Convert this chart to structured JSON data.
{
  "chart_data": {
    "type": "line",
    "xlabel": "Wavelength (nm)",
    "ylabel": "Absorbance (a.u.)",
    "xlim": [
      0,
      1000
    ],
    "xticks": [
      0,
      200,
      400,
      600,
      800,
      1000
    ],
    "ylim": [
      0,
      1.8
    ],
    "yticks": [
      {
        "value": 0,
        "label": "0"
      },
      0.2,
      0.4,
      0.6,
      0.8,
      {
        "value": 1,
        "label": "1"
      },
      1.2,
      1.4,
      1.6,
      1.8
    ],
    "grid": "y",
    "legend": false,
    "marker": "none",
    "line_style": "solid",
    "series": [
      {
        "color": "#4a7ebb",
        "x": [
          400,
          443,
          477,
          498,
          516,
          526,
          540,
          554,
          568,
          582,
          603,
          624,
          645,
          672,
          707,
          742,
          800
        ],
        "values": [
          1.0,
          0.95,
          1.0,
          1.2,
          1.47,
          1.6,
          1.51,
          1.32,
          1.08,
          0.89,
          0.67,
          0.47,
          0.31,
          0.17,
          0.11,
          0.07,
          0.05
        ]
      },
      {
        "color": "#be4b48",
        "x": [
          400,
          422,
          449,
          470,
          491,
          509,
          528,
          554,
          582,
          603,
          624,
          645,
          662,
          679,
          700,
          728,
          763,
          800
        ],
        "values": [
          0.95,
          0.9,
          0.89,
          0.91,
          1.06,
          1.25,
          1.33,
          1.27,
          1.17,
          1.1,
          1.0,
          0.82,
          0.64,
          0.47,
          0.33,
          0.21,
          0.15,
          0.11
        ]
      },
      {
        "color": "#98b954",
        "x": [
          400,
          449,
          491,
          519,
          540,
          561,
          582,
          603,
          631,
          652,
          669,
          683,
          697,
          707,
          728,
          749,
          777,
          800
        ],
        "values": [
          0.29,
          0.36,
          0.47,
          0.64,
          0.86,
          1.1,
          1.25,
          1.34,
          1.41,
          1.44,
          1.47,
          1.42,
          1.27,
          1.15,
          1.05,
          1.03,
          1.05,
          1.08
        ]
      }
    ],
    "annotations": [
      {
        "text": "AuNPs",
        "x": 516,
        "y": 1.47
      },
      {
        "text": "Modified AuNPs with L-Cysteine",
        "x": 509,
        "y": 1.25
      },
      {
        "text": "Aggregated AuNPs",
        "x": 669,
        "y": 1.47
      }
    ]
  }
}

____________

PROBLEM DESCRIPTION – Show every line of the records above that contains the word "text".

RESPONSE –
        "text": "AuNPs",
        "text": "Modified AuNPs with L-Cysteine",
        "text": "Aggregated AuNPs",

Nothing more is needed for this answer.